## Objective
Collect each line of the entries that holds the string "داخل".

Some records:
--*--
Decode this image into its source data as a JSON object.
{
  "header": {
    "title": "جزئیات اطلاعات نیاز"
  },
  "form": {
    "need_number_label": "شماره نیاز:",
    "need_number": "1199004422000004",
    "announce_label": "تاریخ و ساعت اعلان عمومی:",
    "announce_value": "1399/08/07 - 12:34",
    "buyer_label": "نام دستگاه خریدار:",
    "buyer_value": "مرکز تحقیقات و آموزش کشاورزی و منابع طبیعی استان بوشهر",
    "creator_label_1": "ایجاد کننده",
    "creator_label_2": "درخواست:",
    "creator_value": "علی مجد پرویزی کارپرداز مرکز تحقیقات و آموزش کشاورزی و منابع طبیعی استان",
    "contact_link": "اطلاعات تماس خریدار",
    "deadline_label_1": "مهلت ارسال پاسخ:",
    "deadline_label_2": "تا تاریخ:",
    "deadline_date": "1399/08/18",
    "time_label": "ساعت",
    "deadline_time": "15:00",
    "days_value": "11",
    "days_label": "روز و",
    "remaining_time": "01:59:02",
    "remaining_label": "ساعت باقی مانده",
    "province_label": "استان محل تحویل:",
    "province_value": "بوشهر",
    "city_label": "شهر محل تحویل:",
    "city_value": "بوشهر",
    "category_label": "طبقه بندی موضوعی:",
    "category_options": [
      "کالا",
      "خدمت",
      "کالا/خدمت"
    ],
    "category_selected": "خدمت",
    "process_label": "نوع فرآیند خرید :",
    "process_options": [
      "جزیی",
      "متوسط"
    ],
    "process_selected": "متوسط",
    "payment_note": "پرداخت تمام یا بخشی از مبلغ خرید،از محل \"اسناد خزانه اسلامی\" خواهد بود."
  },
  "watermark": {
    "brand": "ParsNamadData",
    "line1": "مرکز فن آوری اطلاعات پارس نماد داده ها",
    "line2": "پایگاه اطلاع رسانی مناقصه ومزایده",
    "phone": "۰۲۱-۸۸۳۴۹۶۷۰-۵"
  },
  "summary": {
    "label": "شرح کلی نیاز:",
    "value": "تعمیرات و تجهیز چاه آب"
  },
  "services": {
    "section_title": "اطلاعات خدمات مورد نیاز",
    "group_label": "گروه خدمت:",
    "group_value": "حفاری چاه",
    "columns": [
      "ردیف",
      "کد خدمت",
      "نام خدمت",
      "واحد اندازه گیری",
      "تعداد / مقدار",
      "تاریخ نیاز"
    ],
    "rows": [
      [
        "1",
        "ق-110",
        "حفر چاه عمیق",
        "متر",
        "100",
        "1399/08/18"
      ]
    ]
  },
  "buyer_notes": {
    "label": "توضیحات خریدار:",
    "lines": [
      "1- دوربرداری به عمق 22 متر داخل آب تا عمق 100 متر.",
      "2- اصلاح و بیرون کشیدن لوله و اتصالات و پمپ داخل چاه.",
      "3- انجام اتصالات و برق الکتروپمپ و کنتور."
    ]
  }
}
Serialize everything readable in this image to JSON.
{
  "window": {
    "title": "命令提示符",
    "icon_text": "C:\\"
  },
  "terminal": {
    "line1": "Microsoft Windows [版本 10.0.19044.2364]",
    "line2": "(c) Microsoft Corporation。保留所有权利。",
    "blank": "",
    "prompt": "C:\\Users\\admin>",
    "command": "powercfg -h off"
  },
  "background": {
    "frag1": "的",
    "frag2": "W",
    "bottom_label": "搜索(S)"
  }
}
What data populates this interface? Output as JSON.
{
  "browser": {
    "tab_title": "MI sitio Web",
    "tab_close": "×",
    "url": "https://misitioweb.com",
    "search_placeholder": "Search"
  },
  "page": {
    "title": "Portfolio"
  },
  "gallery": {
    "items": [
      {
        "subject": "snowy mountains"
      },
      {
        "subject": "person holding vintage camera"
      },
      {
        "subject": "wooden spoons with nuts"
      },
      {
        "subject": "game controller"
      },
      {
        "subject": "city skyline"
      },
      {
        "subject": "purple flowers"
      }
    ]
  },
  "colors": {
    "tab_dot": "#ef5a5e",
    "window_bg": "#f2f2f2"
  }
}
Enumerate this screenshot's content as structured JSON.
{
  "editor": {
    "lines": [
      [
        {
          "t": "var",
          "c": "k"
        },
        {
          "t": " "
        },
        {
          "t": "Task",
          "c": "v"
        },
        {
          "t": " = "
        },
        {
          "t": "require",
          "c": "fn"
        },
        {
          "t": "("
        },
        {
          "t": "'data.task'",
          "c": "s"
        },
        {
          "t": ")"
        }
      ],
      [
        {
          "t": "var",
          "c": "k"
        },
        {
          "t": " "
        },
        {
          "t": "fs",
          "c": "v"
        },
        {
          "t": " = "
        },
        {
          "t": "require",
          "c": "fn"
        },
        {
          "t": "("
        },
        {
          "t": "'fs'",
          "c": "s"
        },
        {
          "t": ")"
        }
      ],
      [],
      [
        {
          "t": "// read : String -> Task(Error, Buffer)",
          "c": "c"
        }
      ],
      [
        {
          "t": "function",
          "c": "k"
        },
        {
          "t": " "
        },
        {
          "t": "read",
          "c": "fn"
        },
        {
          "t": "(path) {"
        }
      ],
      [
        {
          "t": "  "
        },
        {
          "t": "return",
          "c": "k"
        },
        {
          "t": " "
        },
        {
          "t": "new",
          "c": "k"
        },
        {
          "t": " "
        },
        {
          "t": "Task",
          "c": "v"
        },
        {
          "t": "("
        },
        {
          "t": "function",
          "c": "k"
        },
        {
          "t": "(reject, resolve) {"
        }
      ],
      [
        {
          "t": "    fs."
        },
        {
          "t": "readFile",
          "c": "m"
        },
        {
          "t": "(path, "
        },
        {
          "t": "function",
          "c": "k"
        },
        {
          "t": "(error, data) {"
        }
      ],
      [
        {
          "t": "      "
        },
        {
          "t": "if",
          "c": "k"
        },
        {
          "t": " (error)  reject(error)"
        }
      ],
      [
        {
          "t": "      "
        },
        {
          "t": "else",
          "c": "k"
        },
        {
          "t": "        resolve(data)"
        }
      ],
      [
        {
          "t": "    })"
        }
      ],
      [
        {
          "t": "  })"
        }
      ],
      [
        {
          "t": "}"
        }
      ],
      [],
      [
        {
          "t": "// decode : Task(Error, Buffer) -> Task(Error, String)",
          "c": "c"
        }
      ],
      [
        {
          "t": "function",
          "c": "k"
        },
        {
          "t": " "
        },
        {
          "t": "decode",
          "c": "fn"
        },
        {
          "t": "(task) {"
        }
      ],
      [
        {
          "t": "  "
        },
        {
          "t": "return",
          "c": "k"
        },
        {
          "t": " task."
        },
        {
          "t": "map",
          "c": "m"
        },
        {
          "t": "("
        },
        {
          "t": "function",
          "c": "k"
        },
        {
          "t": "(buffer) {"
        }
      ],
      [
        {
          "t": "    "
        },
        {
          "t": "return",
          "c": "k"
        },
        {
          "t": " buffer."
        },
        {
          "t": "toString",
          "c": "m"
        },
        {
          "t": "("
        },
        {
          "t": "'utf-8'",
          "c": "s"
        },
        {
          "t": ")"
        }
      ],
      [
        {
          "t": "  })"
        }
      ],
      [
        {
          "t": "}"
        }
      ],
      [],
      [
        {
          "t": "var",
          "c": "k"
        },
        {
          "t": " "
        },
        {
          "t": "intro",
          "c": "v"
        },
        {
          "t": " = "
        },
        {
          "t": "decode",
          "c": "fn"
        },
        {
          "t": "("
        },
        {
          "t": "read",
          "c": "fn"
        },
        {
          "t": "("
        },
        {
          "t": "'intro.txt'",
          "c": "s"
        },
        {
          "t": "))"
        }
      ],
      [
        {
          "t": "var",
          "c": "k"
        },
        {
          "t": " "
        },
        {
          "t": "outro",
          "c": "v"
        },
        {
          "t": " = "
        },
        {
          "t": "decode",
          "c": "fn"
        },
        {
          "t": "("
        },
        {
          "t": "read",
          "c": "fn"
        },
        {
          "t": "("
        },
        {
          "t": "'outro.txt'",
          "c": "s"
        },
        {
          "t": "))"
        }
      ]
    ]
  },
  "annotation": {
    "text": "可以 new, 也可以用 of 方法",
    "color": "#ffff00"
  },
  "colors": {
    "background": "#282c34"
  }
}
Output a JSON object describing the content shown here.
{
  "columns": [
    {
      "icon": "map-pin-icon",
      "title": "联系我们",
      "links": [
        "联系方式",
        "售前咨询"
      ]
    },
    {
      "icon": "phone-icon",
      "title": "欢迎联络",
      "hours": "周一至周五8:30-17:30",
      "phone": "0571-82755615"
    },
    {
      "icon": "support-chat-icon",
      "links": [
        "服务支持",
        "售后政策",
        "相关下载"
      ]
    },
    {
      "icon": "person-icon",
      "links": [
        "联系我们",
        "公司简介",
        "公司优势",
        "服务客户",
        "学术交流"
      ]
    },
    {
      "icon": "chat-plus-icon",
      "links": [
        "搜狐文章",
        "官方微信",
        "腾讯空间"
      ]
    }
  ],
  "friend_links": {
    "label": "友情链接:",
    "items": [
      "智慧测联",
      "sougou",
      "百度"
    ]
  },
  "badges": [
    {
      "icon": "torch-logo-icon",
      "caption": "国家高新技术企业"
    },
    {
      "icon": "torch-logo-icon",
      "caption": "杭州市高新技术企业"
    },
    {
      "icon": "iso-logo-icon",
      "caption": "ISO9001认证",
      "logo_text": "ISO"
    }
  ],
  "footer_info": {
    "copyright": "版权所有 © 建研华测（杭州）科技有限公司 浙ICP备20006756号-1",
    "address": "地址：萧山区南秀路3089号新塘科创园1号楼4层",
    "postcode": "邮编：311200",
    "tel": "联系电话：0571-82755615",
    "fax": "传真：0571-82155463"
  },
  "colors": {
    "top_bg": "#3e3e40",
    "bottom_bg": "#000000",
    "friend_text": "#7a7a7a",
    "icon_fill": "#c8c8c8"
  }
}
--*--
## Full response
      "1- دوربرداری به عمق 22 متر داخل آب تا عمق 100 متر.",
      "2- اصلاح و بیرون کشیدن لوله و اتصالات و پمپ داخل چاه.",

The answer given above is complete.